# WORK INSTRUCTION
The data must be transcribed exactly, with no line missing.

(Collected data)
=== Begin Enclosure ===

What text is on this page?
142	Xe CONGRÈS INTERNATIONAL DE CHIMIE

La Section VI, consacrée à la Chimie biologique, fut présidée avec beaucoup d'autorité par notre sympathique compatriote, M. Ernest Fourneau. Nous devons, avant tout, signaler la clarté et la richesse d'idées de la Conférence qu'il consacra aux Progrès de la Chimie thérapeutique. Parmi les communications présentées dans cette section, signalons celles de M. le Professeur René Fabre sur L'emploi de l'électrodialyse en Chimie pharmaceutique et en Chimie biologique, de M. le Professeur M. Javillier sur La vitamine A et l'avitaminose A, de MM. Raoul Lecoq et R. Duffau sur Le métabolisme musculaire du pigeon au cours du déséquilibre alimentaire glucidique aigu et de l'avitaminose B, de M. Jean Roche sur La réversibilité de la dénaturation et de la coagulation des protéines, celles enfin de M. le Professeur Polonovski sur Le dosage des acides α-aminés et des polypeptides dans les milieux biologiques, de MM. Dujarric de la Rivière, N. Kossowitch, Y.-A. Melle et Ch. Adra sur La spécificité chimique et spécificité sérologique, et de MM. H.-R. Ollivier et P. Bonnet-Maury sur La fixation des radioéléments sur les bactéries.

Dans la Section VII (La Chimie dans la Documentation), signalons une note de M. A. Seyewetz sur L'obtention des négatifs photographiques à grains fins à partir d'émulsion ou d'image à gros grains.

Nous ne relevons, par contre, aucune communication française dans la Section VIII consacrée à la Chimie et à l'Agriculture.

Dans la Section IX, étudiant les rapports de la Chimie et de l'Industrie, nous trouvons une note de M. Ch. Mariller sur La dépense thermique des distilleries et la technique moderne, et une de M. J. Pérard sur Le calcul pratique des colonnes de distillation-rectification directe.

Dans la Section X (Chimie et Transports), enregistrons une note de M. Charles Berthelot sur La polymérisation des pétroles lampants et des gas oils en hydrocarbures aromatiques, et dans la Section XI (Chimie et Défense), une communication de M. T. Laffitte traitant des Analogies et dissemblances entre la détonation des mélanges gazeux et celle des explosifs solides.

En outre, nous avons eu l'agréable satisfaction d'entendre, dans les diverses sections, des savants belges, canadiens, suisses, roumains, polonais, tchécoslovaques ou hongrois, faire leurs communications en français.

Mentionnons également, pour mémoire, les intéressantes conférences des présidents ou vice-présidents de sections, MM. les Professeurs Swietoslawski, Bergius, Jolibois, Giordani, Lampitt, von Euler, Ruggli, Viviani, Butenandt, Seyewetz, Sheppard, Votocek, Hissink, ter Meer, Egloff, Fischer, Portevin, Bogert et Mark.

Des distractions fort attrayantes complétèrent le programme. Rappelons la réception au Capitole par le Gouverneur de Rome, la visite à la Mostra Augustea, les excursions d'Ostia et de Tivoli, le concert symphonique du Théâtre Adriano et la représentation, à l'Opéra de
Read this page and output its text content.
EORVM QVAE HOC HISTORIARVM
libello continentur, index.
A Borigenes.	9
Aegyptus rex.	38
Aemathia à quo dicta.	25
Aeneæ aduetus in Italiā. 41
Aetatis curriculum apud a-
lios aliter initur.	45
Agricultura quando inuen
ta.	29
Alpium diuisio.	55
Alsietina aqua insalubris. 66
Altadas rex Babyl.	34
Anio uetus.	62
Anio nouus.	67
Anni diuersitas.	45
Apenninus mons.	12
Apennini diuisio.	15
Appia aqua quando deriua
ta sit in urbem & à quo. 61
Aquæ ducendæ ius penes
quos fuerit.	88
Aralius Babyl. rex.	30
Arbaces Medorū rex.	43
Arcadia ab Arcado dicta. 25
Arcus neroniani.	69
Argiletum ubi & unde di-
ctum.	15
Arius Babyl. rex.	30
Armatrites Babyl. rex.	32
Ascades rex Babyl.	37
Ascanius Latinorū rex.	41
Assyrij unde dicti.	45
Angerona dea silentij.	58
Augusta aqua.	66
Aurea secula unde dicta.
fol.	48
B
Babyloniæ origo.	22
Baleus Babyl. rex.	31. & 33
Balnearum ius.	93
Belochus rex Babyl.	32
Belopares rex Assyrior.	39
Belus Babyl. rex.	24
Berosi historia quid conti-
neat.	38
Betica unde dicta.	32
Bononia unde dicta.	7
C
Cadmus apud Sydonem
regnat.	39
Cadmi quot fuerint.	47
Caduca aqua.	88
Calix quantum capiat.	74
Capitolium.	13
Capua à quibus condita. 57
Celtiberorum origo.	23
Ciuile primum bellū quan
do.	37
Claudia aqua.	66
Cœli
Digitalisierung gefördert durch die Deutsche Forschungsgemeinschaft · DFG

=== End Enclosure ===

# ANSWER FOR THIS EXERCISE
What text is on this page?
142	Xe CONGRÈS INTERNATIONAL DE CHIMIE

La Section VI, consacrée à la Chimie biologique, fut présidée avec beaucoup d'autorité par notre sympathique compatriote, M. Ernest Fourneau. Nous devons, avant tout, signaler la clarté et la richesse d'idées de la Conférence qu'il consacra aux Progrès de la Chimie thérapeutique. Parmi les communications présentées dans cette section, signalons celles de M. le Professeur René Fabre sur L'emploi de l'électrodialyse en Chimie pharmaceutique et en Chimie biologique, de M. le Professeur M. Javillier sur La vitamine A et l'avitaminose A, de MM. Raoul Lecoq et R. Duffau sur Le métabolisme musculaire du pigeon au cours du déséquilibre alimentaire glucidique aigu et de l'avitaminose B, de M. Jean Roche sur La réversibilité de la dénaturation et de la coagulation des protéines, celles enfin de M. le Professeur Polonovski sur Le dosage des acides α-aminés et des polypeptides dans les milieux biologiques, de MM. Dujarric de la Rivière, N. Kossowitch, Y.-A. Melle et Ch. Adra sur La spécificité chimique et spécificité sérologique, et de MM. H.-R. Ollivier et P. Bonnet-Maury sur La fixation des radioéléments sur les bactéries.

Dans la Section VII (La Chimie dans la Documentation), signalons une note de M. A. Seyewetz sur L'obtention des négatifs photographiques à grains fins à partir d'émulsion ou d'image à gros grains.

Nous ne relevons, par contre, aucune communication française dans la Section VIII consacrée à la Chimie et à l'Agriculture.

Dans la Section IX, étudiant les rapports de la Chimie et de l'Industrie, nous trouvons une note de M. Ch. Mariller sur La dépense thermique des distilleries et la technique moderne, et une de M. J. Pérard sur Le calcul pratique des colonnes de distillation-rectification directe.

Dans la Section X (Chimie et Transports), enregistrons une note de M. Charles Berthelot sur La polymérisation des pétroles lampants et des gas oils en hydrocarbures aromatiques, et dans la Section XI (Chimie et Défense), une communication de M. T. Laffitte traitant des Analogies et dissemblances entre la détonation des mélanges gazeux et celle des explosifs solides.

En outre, nous avons eu l'agréable satisfaction d'entendre, dans les diverses sections, des savants belges, canadiens, suisses, roumains, polonais, tchécoslovaques ou hongrois, faire leurs communications en français.

Mentionnons également, pour mémoire, les intéressantes conférences des présidents ou vice-présidents de sections, MM. les Professeurs Swietoslawski, Bergius, Jolibois, Giordani, Lampitt, von Euler, Ruggli, Viviani, Butenandt, Seyewetz, Sheppard, Votocek, Hissink, ter Meer, Egloff, Fischer, Portevin, Bogert et Mark.

Des distractions fort attrayantes complétèrent le programme. Rappelons la réception au Capitole par le Gouverneur de Rome, la visite à la Mostra Augustea, les excursions d'Ostia et de Tivoli, le concert symphonique du Théâtre Adriano et la représentation, à l'Opéra de
Read this page and output its text content.
EORVM QVAE HOC HISTORIARVM
libello continentur, index.
A Borigenes.	9
Aegyptus rex.	38
Aemathia à quo dicta.	25
Aeneæ aduetus in Italiā. 41
Aetatis curriculum apud a-
lios aliter initur.	45
Agricultura quando inuen
ta.	29
Alpium diuisio.	55
Alsietina aqua insalubris. 66
Altadas rex Babyl.	34
Anio uetus.	62
Anio nouus.	67
Anni diuersitas.	45
Apenninus mons.	12
Apennini diuisio.	15
Appia aqua quando deriua
ta sit in urbem & à quo. 61
Aquæ ducendæ ius penes
quos fuerit.	88
Aralius Babyl. rex.	30
Arbaces Medorū rex.	43
Arcadia ab Arcado dicta. 25
Arcus neroniani.	69
Argiletum ubi & unde di-
ctum.	15
Arius Babyl. rex.	30
Armatrites Babyl. rex.	32
Ascades rex Babyl.	37
Ascanius Latinorū rex.	41
Assyrij unde dicti.	45
Angerona dea silentij.	58
Augusta aqua.	66
Aurea secula unde dicta.
fol.	48
B
Babyloniæ origo.	22
Baleus Babyl. rex.	31. & 33
Balnearum ius.	93
Belochus rex Babyl.	32
Belopares rex Assyrior.	39
Belus Babyl. rex.	24
Berosi historia quid conti-
neat.	38
Betica unde dicta.	32
Bononia unde dicta.	7
C
Cadmus apud Sydonem
regnat.	39
Cadmi quot fuerint.	47
Caduca aqua.	88
Calix quantum capiat.	74
Capitolium.	13
Capua à quibus condita. 57
Celtiberorum origo.	23
Ciuile primum bellū quan
do.	37
Claudia aqua.	66
Cœli
Digitalisierung gefördert durch die Deutsche Forschungsgemeinschaft · DFG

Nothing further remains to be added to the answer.